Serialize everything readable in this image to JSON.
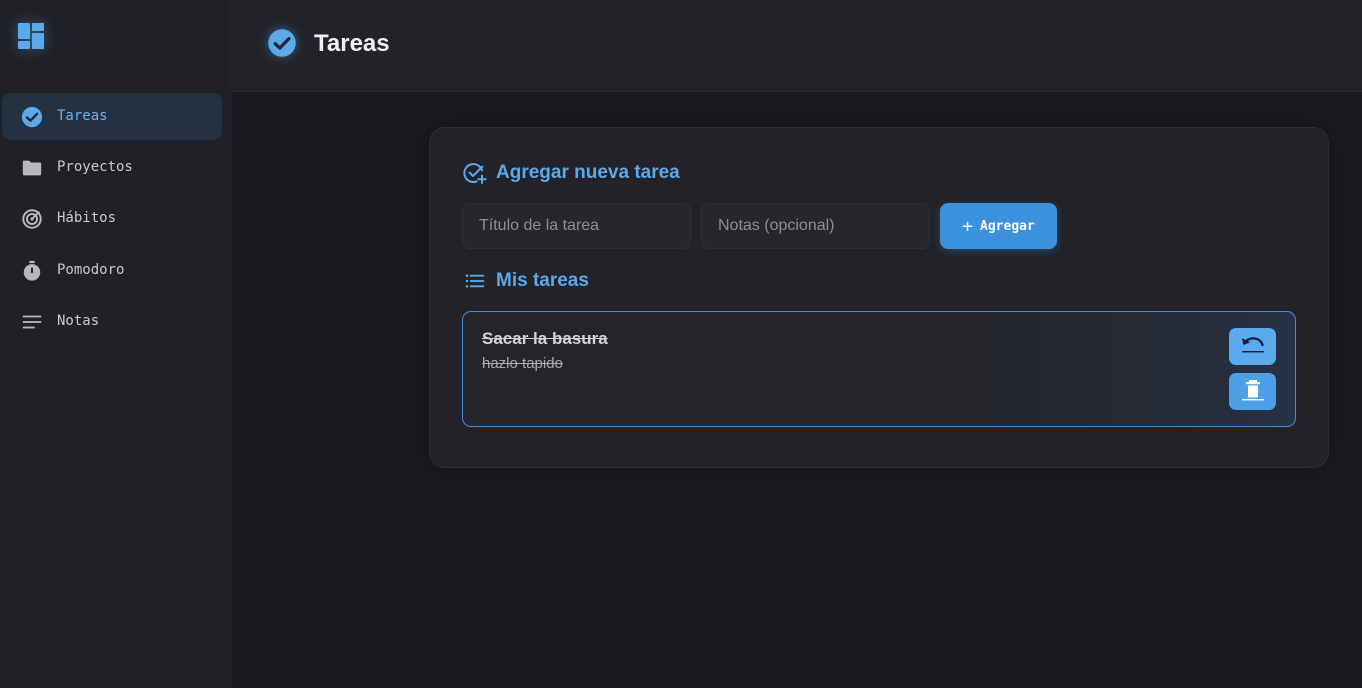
{
  "colors": {
    "accent": "#5aa9ea",
    "button": "#3b91dc",
    "background": "#1b1b1f",
    "sidebar": "#202127",
    "active_nav_bg": "#243140"
  },
  "sidebar": {
    "logo_icon": "dashboard-icon",
    "items": [
      {
        "label": "Tareas",
        "icon": "check-circle-icon",
        "active": true
      },
      {
        "label": "Proyectos",
        "icon": "folder-icon",
        "active": false
      },
      {
        "label": "Hábitos",
        "icon": "target-icon",
        "active": false
      },
      {
        "label": "Pomodoro",
        "icon": "timer-icon",
        "active": false
      },
      {
        "label": "Notas",
        "icon": "notes-icon",
        "active": false
      }
    ]
  },
  "header": {
    "title": "Tareas",
    "icon": "check-circle-icon"
  },
  "form": {
    "heading": "Agregar nueva tarea",
    "title_placeholder": "Título de la tarea",
    "title_value": "",
    "notes_placeholder": "Notas (opcional)",
    "notes_value": "",
    "add_label": "Agregar"
  },
  "list": {
    "heading": "Mis tareas",
    "tasks": [
      {
        "title": "Sacar la basura",
        "notes": "hazlo tapido",
        "completed": true,
        "undo_icon": "undo-icon",
        "delete_icon": "trash-icon"
      }
    ]
  }
}
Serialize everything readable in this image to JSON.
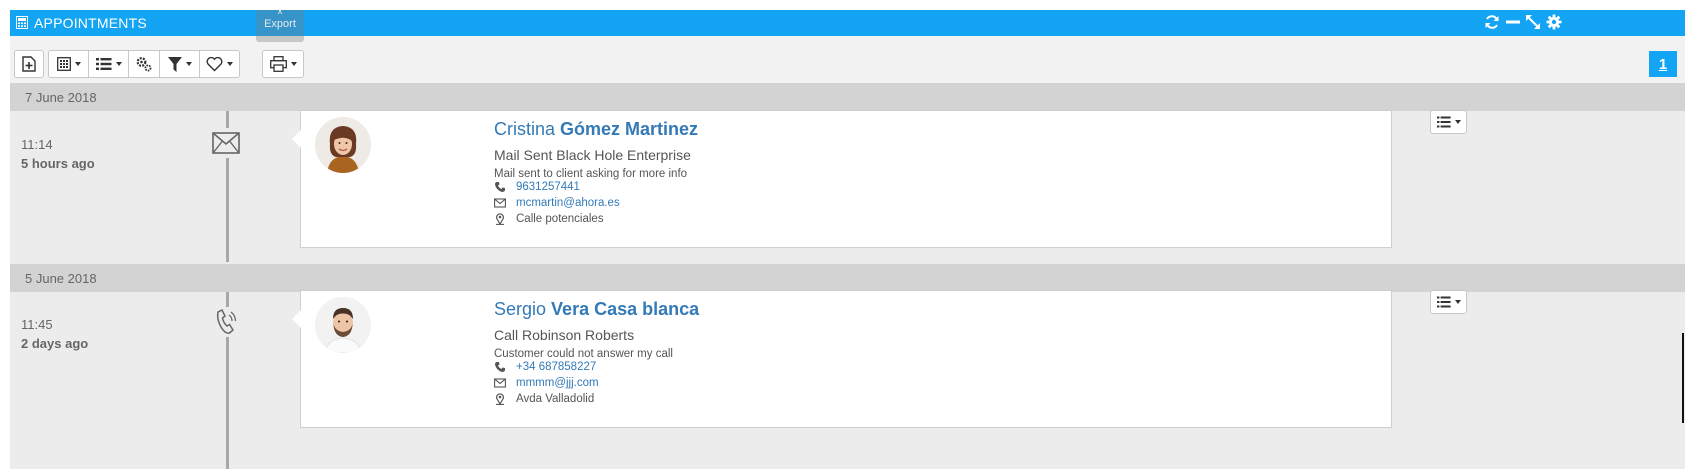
{
  "window": {
    "title": "APPOINTMENTS",
    "controls": [
      "refresh-icon",
      "minimize-icon",
      "expand-icon",
      "gear-icon"
    ]
  },
  "toolbar": {
    "buttons": [
      "new-record-icon",
      "calculator-icon",
      "list-icon",
      "gears-icon",
      "filter-icon",
      "heart-icon",
      "print-icon"
    ],
    "export_tooltip": {
      "close": "x",
      "label": "Export"
    },
    "page_number": "1"
  },
  "timeline": [
    {
      "date": "7 June 2018",
      "time": "11:14",
      "ago": "5 hours ago",
      "type_icon": "envelope-icon",
      "contact": {
        "first_name": "Cristina",
        "last_name": "Gómez Martinez",
        "subject": "Mail Sent Black Hole Enterprise",
        "description": "Mail sent to client asking for more info",
        "phone": "9631257441",
        "email": "mcmartin@ahora.es",
        "address": "Calle potenciales",
        "avatar": "woman-avatar"
      }
    },
    {
      "date": "5 June 2018",
      "time": "11:45",
      "ago": "2 days ago",
      "type_icon": "phone-call-icon",
      "contact": {
        "first_name": "Sergio",
        "last_name": "Vera Casa blanca",
        "subject": "Call Robinson Roberts",
        "description": "Customer could not answer my call",
        "phone": "+34 687858227",
        "email": "mmmm@jjj.com",
        "address": "Avda Valladolid",
        "avatar": "man-avatar"
      }
    }
  ],
  "colors": {
    "accent": "#13a4f4",
    "link": "#337ab7",
    "date_band": "#d3d3d3",
    "panel_bg": "#ececec"
  }
}
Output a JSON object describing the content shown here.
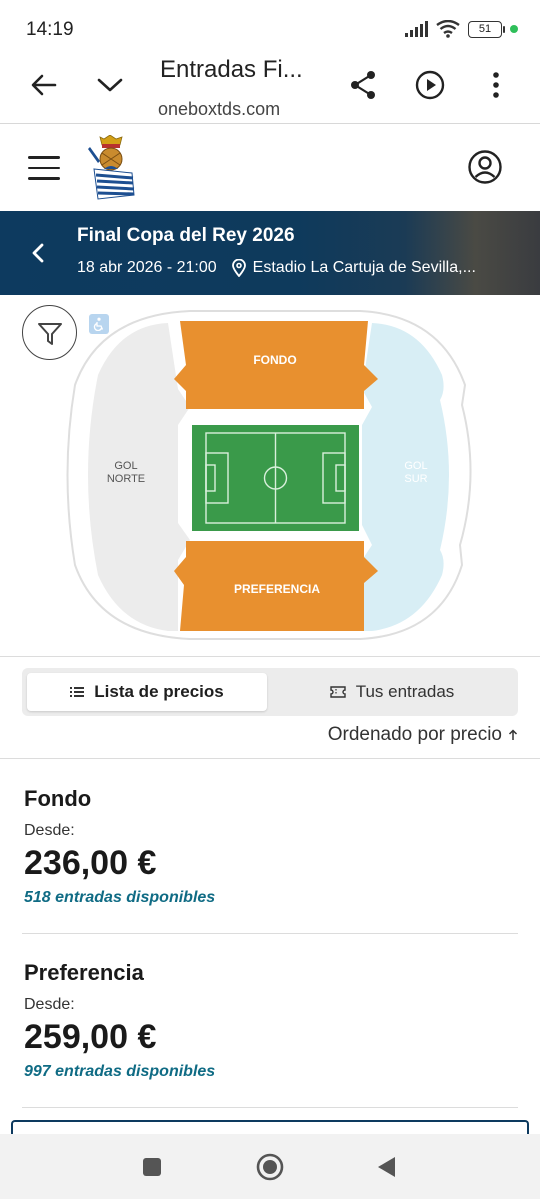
{
  "status_bar": {
    "time": "14:19",
    "battery": "51"
  },
  "toolbar": {
    "title": "Entradas Fi...",
    "url": "oneboxtds.com"
  },
  "event": {
    "title": "Final Copa del Rey 2026",
    "datetime": "18 abr 2026 - 21:00",
    "venue": "Estadio La Cartuja de Sevilla,..."
  },
  "map": {
    "sections": {
      "fondo": "FONDO",
      "preferencia": "PREFERENCIA",
      "gol_norte_1": "GOL",
      "gol_norte_2": "NORTE",
      "gol_sur_1": "GOL",
      "gol_sur_2": "SUR"
    },
    "colors": {
      "available": "#e8902f",
      "unavailable": "#ececec",
      "selected_side": "#d6eef5",
      "pitch": "#3a9a4a"
    }
  },
  "tabs": {
    "price_list": "Lista de precios",
    "your_tickets": "Tus entradas"
  },
  "sort_label": "Ordenado por precio",
  "prices": [
    {
      "name": "Fondo",
      "from_label": "Desde:",
      "price": "236,00 €",
      "availability": "518 entradas disponibles"
    },
    {
      "name": "Preferencia",
      "from_label": "Desde:",
      "price": "259,00 €",
      "availability": "997 entradas disponibles"
    }
  ],
  "icons": {
    "back": "back-arrow-icon",
    "collapse": "chevron-down-icon",
    "share": "share-icon",
    "play": "play-icon",
    "more": "more-vert-icon",
    "menu": "hamburger-icon",
    "user": "user-icon",
    "filter": "filter-icon",
    "location": "location-pin-icon"
  }
}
####################
WHAT YOU ARE ASKED TO DO
Make a word-for-word copy of the entries, without any pictures.

RESPONSE TO THIS EXERCISE
Serialize everything readable in this image to JSON.
{
  "colors": {
    "accent": "#5aa9ea",
    "button": "#3b91dc",
    "background": "#1b1b1f",
    "sidebar": "#202127",
    "active_nav_bg": "#243140"
  },
  "sidebar": {
    "logo_icon": "dashboard-icon",
    "items": [
      {
        "label": "Tareas",
        "icon": "check-circle-icon",
        "active": true
      },
      {
        "label": "Proyectos",
        "icon": "folder-icon",
        "active": false
      },
      {
        "label": "Hábitos",
        "icon": "target-icon",
        "active": false
      },
      {
        "label": "Pomodoro",
        "icon": "timer-icon",
        "active": false
      },
      {
        "label": "Notas",
        "icon": "notes-icon",
        "active": false
      }
    ]
  },
  "header": {
    "title": "Tareas",
    "icon": "check-circle-icon"
  },
  "form": {
    "heading": "Agregar nueva tarea",
    "title_placeholder": "Título de la tarea",
    "title_value": "",
    "notes_placeholder": "Notas (opcional)",
    "notes_value": "",
    "add_label": "Agregar"
  },
  "list": {
    "heading": "Mis tareas",
    "tasks": [
      {
        "title": "Sacar la basura",
        "notes": "hazlo tapido",
        "completed": true,
        "undo_icon": "undo-icon",
        "delete_icon": "trash-icon"
      }
    ]
  }
}
Serialize everything readable in this image to JSON.
{
  "window": {
    "title": "APPOINTMENTS",
    "controls": [
      "refresh-icon",
      "minimize-icon",
      "expand-icon",
      "gear-icon"
    ]
  },
  "toolbar": {
    "buttons": [
      "new-record-icon",
      "calculator-icon",
      "list-icon",
      "gears-icon",
      "filter-icon",
      "heart-icon",
      "print-icon"
    ],
    "export_tooltip": {
      "close": "x",
      "label": "Export"
    },
    "page_number": "1"
  },
  "timeline": [
    {
      "date": "7 June 2018",
      "time": "11:14",
      "ago": "5 hours ago",
      "type_icon": "envelope-icon",
      "contact": {
        "first_name": "Cristina",
        "last_name": "Gómez Martinez",
        "subject": "Mail Sent Black Hole Enterprise",
        "description": "Mail sent to client asking for more info",
        "phone": "9631257441",
        "email": "mcmartin@ahora.es",
        "address": "Calle potenciales",
        "avatar": "woman-avatar"
      }
    },
    {
      "date": "5 June 2018",
      "time": "11:45",
      "ago": "2 days ago",
      "type_icon": "phone-call-icon",
      "contact": {
        "first_name": "Sergio",
        "last_name": "Vera Casa blanca",
        "subject": "Call Robinson Roberts",
        "description": "Customer could not answer my call",
        "phone": "+34 687858227",
        "email": "mmmm@jjj.com",
        "address": "Avda Valladolid",
        "avatar": "man-avatar"
      }
    }
  ],
  "colors": {
    "accent": "#13a4f4",
    "link": "#337ab7",
    "date_band": "#d3d3d3",
    "panel_bg": "#ececec"
  }
}
Output a JSON object describing the content shown here.
{
  "status_bar": {
    "time": "14:19",
    "battery": "51"
  },
  "toolbar": {
    "title": "Entradas Fi...",
    "url": "oneboxtds.com"
  },
  "event": {
    "title": "Final Copa del Rey 2026",
    "datetime": "18 abr 2026 - 21:00",
    "venue": "Estadio La Cartuja de Sevilla,..."
  },
  "map": {
    "sections": {
      "fondo": "FONDO",
      "preferencia": "PREFERENCIA",
      "gol_norte_1": "GOL",
      "gol_norte_2": "NORTE",
      "gol_sur_1": "GOL",
      "gol_sur_2": "SUR"
    },
    "colors": {
      "available": "#e8902f",
      "unavailable": "#ececec",
      "selected_side": "#d6eef5",
      "pitch": "#3a9a4a"
    }
  },
  "tabs": {
    "price_list": "Lista de precios",
    "your_tickets": "Tus entradas"
  },
  "sort_label": "Ordenado por precio",
  "prices": [
    {
      "name": "Fondo",
      "from_label": "Desde:",
      "price": "236,00 €",
      "availability": "518 entradas disponibles"
    },
    {
      "name": "Preferencia",
      "from_label": "Desde:",
      "price": "259,00 €",
      "availability": "997 entradas disponibles"
    }
  ],
  "icons": {
    "back": "back-arrow-icon",
    "collapse": "chevron-down-icon",
    "share": "share-icon",
    "play": "play-icon",
    "more": "more-vert-icon",
    "menu": "hamburger-icon",
    "user": "user-icon",
    "filter": "filter-icon",
    "location": "location-pin-icon"
  }
}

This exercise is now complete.